■ Required task
Retype exactly and only the lines from the one that contains "Type out the text in this image." through the final line of the data; pictures are left out.

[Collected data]
■ ■ ■ ■
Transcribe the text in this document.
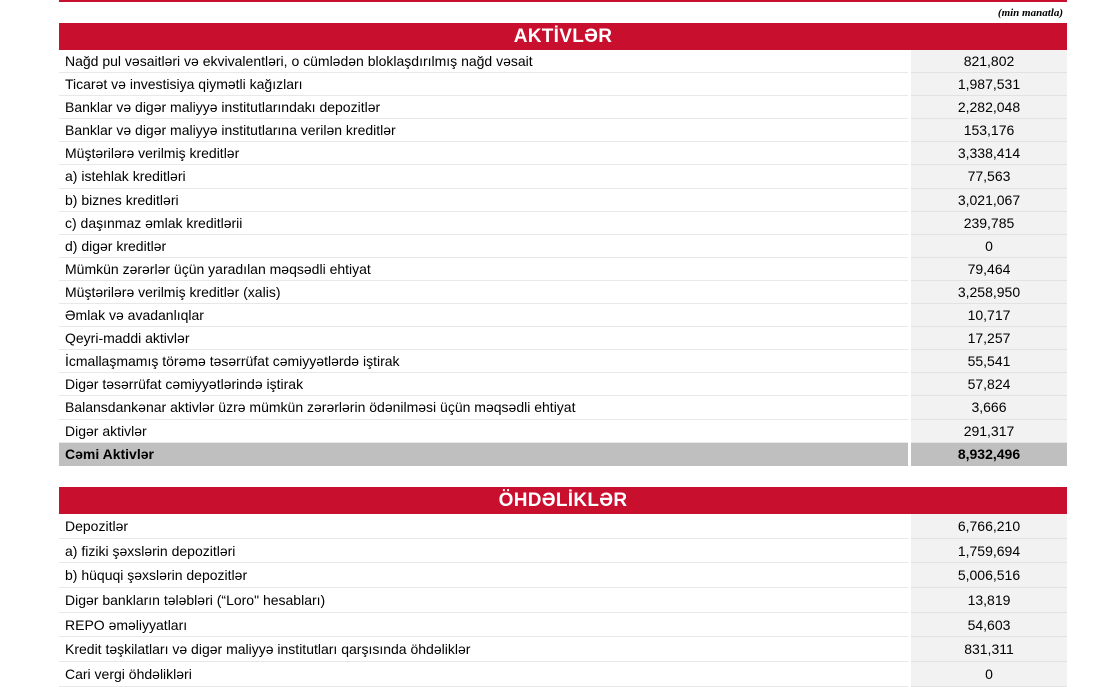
(min manatla)
AKTİVLƏR
Nağd pul vəsaitləri və ekvivalentləri, o cümlədən bloklaşdırılmış nağd vəsait	821,802
Ticarət və investisiya qiymətli kağızları	1,987,531
Banklar və digər maliyyə institutlarındakı depozitlər	2,282,048
Banklar və digər maliyyə institutlarına verilən kreditlər	153,176
Müştərilərə verilmiş kreditlər	3,338,414
a) istehlak kreditləri	77,563
b) biznes kreditləri	3,021,067
c) daşınmaz əmlak kreditlərii	239,785
d) digər kreditlər	0
Mümkün zərərlər üçün yaradılan məqsədli ehtiyat	79,464
Müştərilərə verilmiş kreditlər (xalis)	3,258,950
Əmlak və avadanlıqlar	10,717
Qeyri-maddi aktivlər	17,257
İcmallaşmamış törəmə təsərrüfat cəmiyyətlərdə iştirak	55,541
Digər təsərrüfat cəmiyyətlərində iştirak	57,824
Balansdankənar aktivlər üzrə mümkün zərərlərin ödənilməsi üçün məqsədli ehtiyat	3,666
Digər aktivlər	291,317
Cəmi Aktivlər	8,932,496
ÖHDƏLİKLƏR
Depozitlər	6,766,210
a) fiziki şəxslərin depozitləri	1,759,694
b) hüquqi şəxslərin depozitlər	5,006,516
Digər bankların tələbləri (“Loro" hesabları)	13,819
REPO əməliyyatları	54,603
Kredit təşkilatları və digər maliyyə institutları qarşısında öhdəliklər	831,311
Cari vergi öhdəlikləri	0
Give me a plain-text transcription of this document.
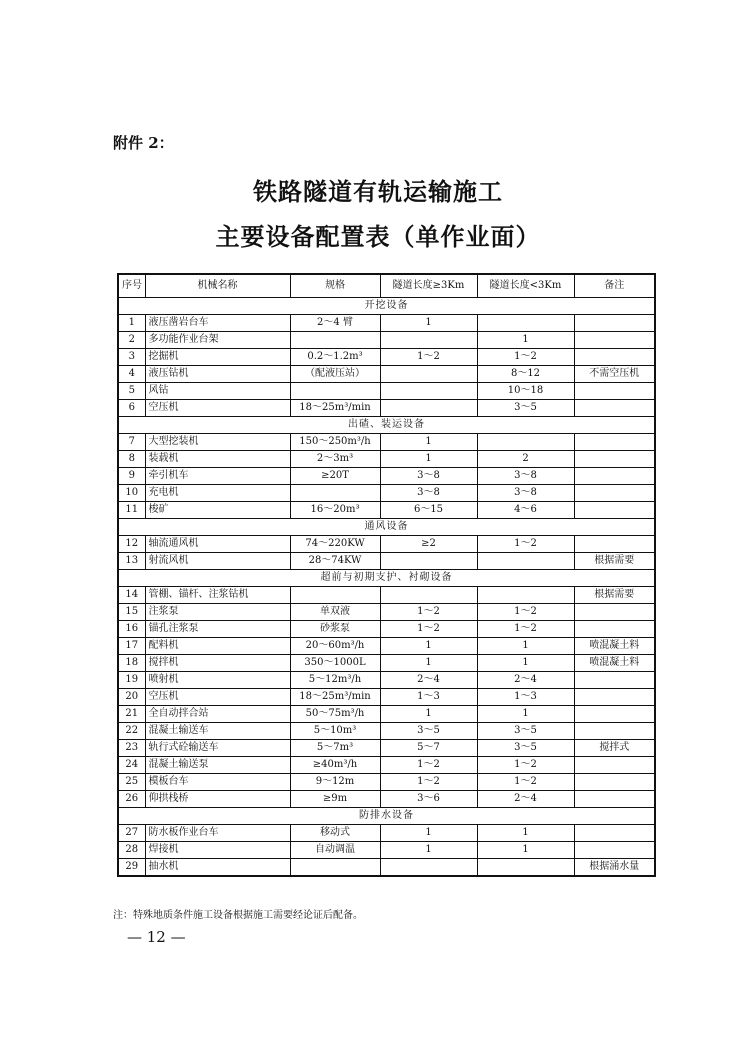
附件 2：
铁路隧道有轨运输施工
主要设备配置表（单作业面）
序号	机械名称	规格	隧道长度≥3Km	隧道长度<3Km	备注
开挖设备					
1	液压凿岩台车	2～4 臂	1		
2	多功能作业台架			1	
3	挖掘机	0.2～1.2m³	1～2	1～2	
4	液压钻机	（配液压站）		8～12	不需空压机
5	风钻			10～18	
6	空压机	18～25m³/min		3～5	
出碴、装运设备					
7	大型挖装机	150～250m³/h	1		
8	装载机	2～3m³	1	2	
9	牵引机车	≥20T	3～8	3～8	
10	充电机		3～8	3～8	
11	梭矿	16～20m³	6～15	4～6	
通风设备					
12	轴流通风机	74～220KW	≥2	1～2	
13	射流风机	28～74KW			根据需要
超前与初期支护、衬砌设备					
14	管棚、锚杆、注浆钻机				根据需要
15	注浆泵	单双液	1～2	1～2	
16	锚孔注浆泵	砂浆泵	1～2	1～2	
17	配料机	20～60m³/h	1	1	喷混凝土料
18	搅拌机	350～1000L	1	1	喷混凝土料
19	喷射机	5～12m³/h	2～4	2～4	
20	空压机	18～25m³/min	1～3	1～3	
21	全自动拌合站	50～75m³/h	1	1	
22	混凝土输送车	5～10m³	3～5	3～5	
23	轨行式砼输送车	5～7m³	5～7	3～5	搅拌式
24	混凝土输送泵	≥40m³/h	1～2	1～2	
25	模板台车	9～12m	1～2	1～2	
26	仰拱栈桥	≥9m	3～6	2～4	
防排水设备					
27	防水板作业台车	移动式	1	1	
28	焊接机	自动调温	1	1	
29	抽水机				根据涌水量
注：特殊地质条件施工设备根据施工需要经论证后配备。
— 12 —
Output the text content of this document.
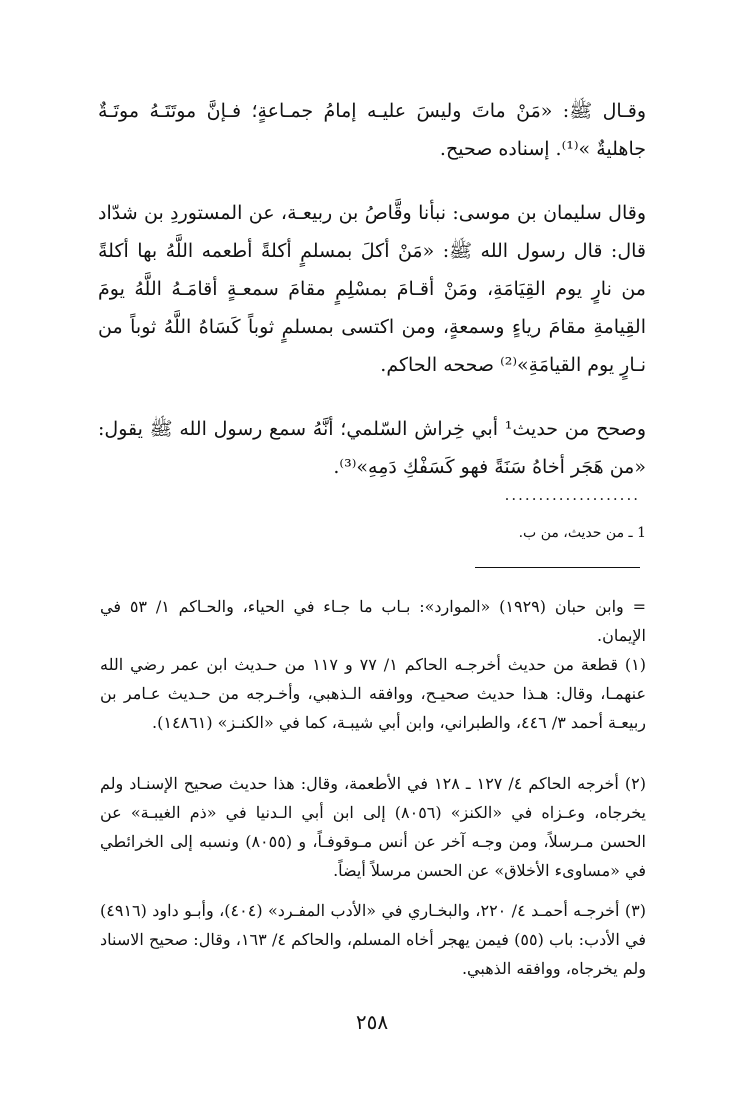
وقـال ﷺ: «مَنْ ماتَ وليسَ عليـه إمامُ جمـاعةٍ؛ فـإنَّ موتَتَـهُ موتَـةٌ جاهليةٌ »⁽¹⁾. إسناده صحيح.

وقال سليمان بن موسى: نبأنا وقَّاصُ بن ربيعـة، عن المستوردِ بن شدّاد قال: قال رسول الله ﷺ: «مَنْ أكلَ بمسلمٍ أكلةً أطعمه اللَّهُ بها أكلةً من نارٍ يوم القِيَامَةِ، ومَنْ أقـامَ بمسْلِمٍ مقامَ سمعـةٍ أقامَـهُ اللَّهُ يومَ القِيامةِ مقامَ رياءٍ وسمعةٍ، ومن اكتسى بمسلمٍ ثوباً كَسَاهُ اللَّهُ ثوباً من نـارٍ يوم القيامَةِ»⁽²⁾ صححه الحاكم.

وصحح من حديث¹ أبي خِراش السّلمي؛ أنَّهُ سمع رسول الله ﷺ يقول: «من هَجَر أخاهُ سَنَةً فهو كَسَفْكِ دَمِهِ»⁽³⁾.

....................
1 ـ من حديث، من ب.
= وابن حبان (١٩٢٩) «الموارد»: بـاب ما جـاء في الحياء، والحـاكم ١/ ٥٣ في الإيمان.
(١) قطعة من حديث أخرجـه الحاكم ١/ ٧٧ و ١١٧ من حـديث ابن عمر رضي الله عنهمـا، وقال: هـذا حديث صحيـح، ووافقه الـذهبي، وأخـرجه من حـديث عـامر بن ربيعـة أحمد ٣/ ٤٤٦، والطبراني، وابن أبي شيبـة، كما في «الكنـز» (١٤٨٦١).
(٢) أخرجه الحاكم ٤/ ١٢٧ ـ ١٢٨ في الأطعمة، وقال: هذا حديث صحيح الإسنـاد ولم يخرجاه، وعـزاه في «الكنز» (٨٠٥٦) إلى ابن أبي الـدنيا في «ذم الغيبـة» عن الحسن مـرسلاً، ومن وجـه آخر عن أنس مـوقوفـاً، و (٨٠٥٥) ونسبه إلى الخرائطي في «مساوىء الأخلاق» عن الحسن مرسلاً أيضاً.
(٣) أخرجـه أحمـد ٤/ ٢٢٠، والبخـاري في «الأدب المفـرد» (٤٠٤)، وأبـو داود (٤٩١٦) في الأدب: باب (٥٥) فيمن يهجر أخاه المسلم، والحاكم ٤/ ١٦٣، وقال: صحيح الاسناد ولم يخرجاه، ووافقه الذهبي.
٢٥٨
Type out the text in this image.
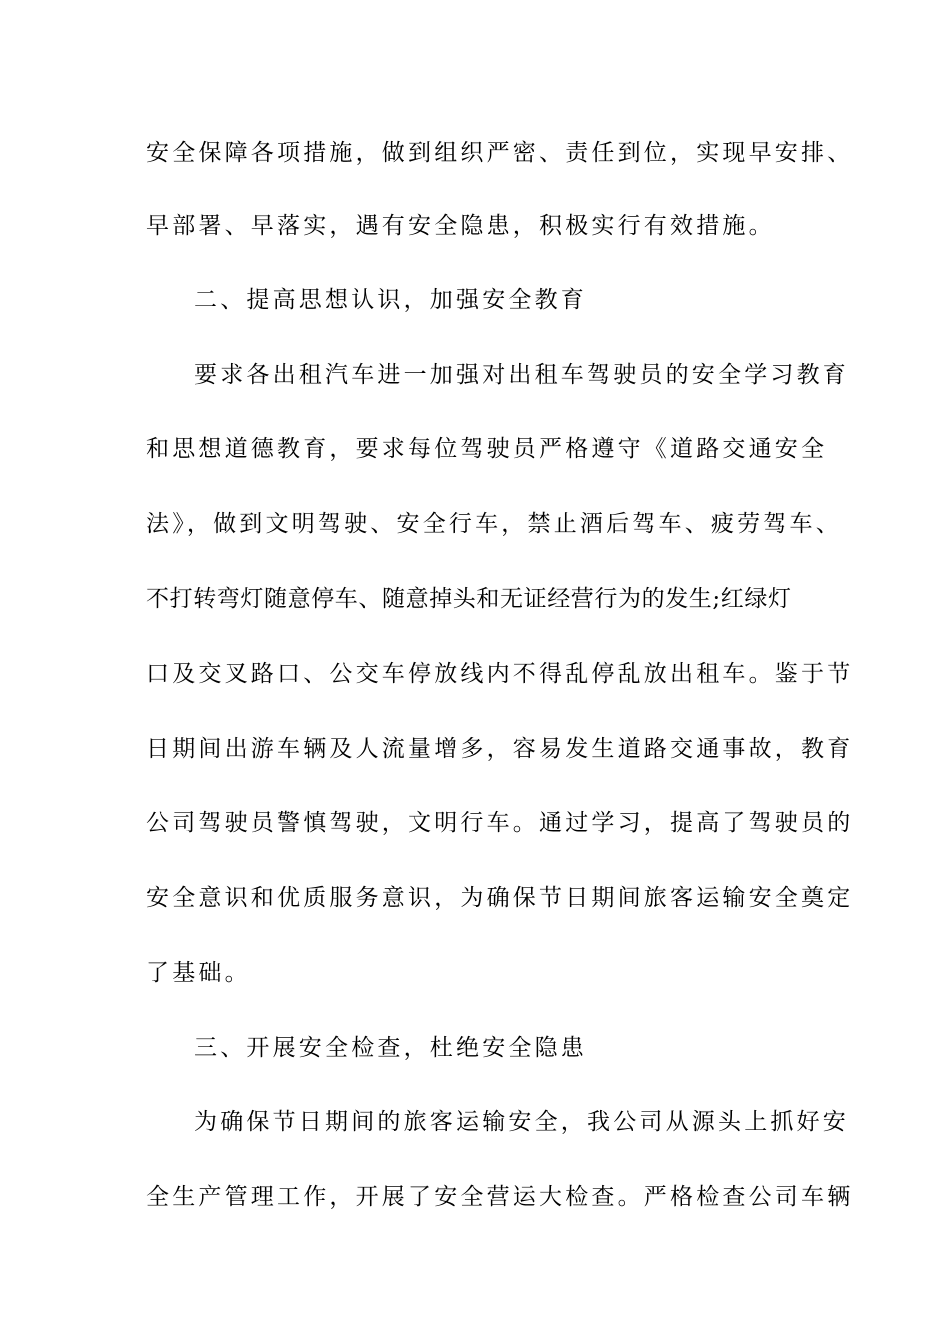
安全保障各项措施，做到组织严密、责任到位，实现早安排、
早部署、早落实，遇有安全隐患，积极实行有效措施。
二、提高思想认识，加强安全教育
要求各出租汽车进一加强对出租车驾驶员的安全学习教育
和思想道德教育，要求每位驾驶员严格遵守《道路交通安全
法》，做到文明驾驶、安全行车，禁止酒后驾车、疲劳驾车、
不打转弯灯随意停车、随意掉头和无证经营行为的发生;红绿灯
口及交叉路口、公交车停放线内不得乱停乱放出租车。鉴于节
日期间出游车辆及人流量增多，容易发生道路交通事故，教育
公司驾驶员警慎驾驶，文明行车。通过学习，提高了驾驶员的
安全意识和优质服务意识，为确保节日期间旅客运输安全奠定
了基础。
三、开展安全检查，杜绝安全隐患
为确保节日期间的旅客运输安全，我公司从源头上抓好安
全生产管理工作，开展了安全营运大检查。严格检查公司车辆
■ ■ ■ ■
■ Task solution
Type out the text in this image.
安全保障各项措施，做到组织严密、责任到位，实现早安排、
早部署、早落实，遇有安全隐患，积极实行有效措施。
二、提高思想认识，加强安全教育
要求各出租汽车进一加强对出租车驾驶员的安全学习教育
和思想道德教育，要求每位驾驶员严格遵守《道路交通安全
法》，做到文明驾驶、安全行车，禁止酒后驾车、疲劳驾车、
不打转弯灯随意停车、随意掉头和无证经营行为的发生;红绿灯
口及交叉路口、公交车停放线内不得乱停乱放出租车。鉴于节
日期间出游车辆及人流量增多，容易发生道路交通事故，教育
公司驾驶员警慎驾驶，文明行车。通过学习，提高了驾驶员的
安全意识和优质服务意识，为确保节日期间旅客运输安全奠定
了基础。
三、开展安全检查，杜绝安全隐患
为确保节日期间的旅客运输安全，我公司从源头上抓好安
全生产管理工作，开展了安全营运大检查。严格检查公司车辆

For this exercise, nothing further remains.